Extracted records
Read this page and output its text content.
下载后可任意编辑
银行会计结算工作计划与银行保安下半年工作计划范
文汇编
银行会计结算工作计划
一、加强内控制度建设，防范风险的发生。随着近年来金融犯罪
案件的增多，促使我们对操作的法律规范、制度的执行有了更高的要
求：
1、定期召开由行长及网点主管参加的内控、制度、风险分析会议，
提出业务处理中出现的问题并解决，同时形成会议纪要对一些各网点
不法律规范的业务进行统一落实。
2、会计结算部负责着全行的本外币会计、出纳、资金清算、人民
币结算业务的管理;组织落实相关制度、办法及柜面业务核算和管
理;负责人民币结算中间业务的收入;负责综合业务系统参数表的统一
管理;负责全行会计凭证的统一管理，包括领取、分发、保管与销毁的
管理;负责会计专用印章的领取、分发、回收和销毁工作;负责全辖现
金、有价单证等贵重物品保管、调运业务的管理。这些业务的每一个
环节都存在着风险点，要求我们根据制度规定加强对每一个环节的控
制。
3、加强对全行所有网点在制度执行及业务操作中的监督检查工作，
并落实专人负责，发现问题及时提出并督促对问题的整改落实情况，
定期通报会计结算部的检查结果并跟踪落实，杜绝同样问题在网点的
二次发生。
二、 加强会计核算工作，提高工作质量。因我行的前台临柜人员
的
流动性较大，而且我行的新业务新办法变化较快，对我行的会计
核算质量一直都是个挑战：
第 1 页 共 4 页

_What is expected_: Print every record above exactly as written.

_Exercise result_:
Read this page and output its text content.
下载后可任意编辑
银行会计结算工作计划与银行保安下半年工作计划范
文汇编
银行会计结算工作计划
一、加强内控制度建设，防范风险的发生。随着近年来金融犯罪
案件的增多，促使我们对操作的法律规范、制度的执行有了更高的要
求：
1、定期召开由行长及网点主管参加的内控、制度、风险分析会议，
提出业务处理中出现的问题并解决，同时形成会议纪要对一些各网点
不法律规范的业务进行统一落实。
2、会计结算部负责着全行的本外币会计、出纳、资金清算、人民
币结算业务的管理;组织落实相关制度、办法及柜面业务核算和管
理;负责人民币结算中间业务的收入;负责综合业务系统参数表的统一
管理;负责全行会计凭证的统一管理，包括领取、分发、保管与销毁的
管理;负责会计专用印章的领取、分发、回收和销毁工作;负责全辖现
金、有价单证等贵重物品保管、调运业务的管理。这些业务的每一个
环节都存在着风险点，要求我们根据制度规定加强对每一个环节的控
制。
3、加强对全行所有网点在制度执行及业务操作中的监督检查工作，
并落实专人负责，发现问题及时提出并督促对问题的整改落实情况，
定期通报会计结算部的检查结果并跟踪落实，杜绝同样问题在网点的
二次发生。
二、 加强会计核算工作，提高工作质量。因我行的前台临柜人员
的
流动性较大，而且我行的新业务新办法变化较快，对我行的会计
核算质量一直都是个挑战：
第 1 页 共 4 页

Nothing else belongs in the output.